■ **INFORMATION SUPPLIED**:
______

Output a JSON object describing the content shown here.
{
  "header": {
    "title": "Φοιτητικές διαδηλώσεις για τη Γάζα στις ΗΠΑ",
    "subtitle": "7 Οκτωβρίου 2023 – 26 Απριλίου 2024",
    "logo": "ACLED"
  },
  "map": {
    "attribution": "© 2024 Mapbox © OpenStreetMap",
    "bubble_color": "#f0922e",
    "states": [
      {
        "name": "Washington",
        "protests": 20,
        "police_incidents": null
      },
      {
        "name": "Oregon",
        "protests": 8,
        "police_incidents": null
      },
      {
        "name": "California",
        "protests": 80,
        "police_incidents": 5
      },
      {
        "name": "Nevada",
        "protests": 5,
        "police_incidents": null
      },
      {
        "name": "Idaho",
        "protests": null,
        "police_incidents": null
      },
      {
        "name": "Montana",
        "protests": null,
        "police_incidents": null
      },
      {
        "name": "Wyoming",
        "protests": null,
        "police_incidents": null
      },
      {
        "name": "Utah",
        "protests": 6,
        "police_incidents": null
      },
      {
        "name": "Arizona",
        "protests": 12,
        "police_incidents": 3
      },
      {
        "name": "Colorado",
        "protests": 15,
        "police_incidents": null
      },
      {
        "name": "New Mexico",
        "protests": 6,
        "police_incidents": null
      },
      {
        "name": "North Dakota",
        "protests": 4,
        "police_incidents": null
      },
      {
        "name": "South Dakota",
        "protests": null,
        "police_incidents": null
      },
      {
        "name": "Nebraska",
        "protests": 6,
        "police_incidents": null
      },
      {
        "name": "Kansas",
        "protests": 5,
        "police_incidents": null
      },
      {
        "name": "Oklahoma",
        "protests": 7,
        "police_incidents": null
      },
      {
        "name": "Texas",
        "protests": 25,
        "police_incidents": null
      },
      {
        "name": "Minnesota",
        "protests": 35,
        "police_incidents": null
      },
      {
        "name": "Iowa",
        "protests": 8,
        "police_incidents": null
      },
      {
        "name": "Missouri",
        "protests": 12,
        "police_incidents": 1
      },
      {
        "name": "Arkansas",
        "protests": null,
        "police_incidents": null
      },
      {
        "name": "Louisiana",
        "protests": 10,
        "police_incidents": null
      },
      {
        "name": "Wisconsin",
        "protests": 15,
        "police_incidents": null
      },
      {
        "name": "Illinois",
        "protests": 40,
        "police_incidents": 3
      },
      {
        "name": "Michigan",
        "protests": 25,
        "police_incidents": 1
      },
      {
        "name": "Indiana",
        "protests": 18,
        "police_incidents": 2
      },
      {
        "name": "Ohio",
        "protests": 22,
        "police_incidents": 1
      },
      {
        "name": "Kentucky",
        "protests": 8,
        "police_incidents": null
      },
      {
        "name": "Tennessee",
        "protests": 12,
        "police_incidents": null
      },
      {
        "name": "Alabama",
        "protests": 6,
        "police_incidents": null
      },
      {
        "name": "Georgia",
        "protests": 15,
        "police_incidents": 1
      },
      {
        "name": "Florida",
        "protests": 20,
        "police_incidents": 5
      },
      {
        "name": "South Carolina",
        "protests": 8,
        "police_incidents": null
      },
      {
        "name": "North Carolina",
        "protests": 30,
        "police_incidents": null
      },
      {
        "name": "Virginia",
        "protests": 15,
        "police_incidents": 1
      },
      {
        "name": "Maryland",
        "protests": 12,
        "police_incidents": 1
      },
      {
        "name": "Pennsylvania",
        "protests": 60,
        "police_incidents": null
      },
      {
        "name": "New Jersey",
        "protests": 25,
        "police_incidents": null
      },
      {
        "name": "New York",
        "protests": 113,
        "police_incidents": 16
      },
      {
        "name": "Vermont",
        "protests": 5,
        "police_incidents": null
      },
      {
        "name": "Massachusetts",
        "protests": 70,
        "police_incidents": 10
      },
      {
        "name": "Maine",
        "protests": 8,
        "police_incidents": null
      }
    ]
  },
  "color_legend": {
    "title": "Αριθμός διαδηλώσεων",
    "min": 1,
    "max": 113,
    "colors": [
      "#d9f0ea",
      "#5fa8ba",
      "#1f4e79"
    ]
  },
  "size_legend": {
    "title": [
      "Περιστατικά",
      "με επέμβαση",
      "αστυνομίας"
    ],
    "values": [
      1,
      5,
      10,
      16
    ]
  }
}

______

■ **EXERCISE REQUIREMENTS**: Lines from the records above that hold "North" are the ones to list.

■ **FINAL RESULT**:
        "name": "North Dakota",
        "name": "North Carolina",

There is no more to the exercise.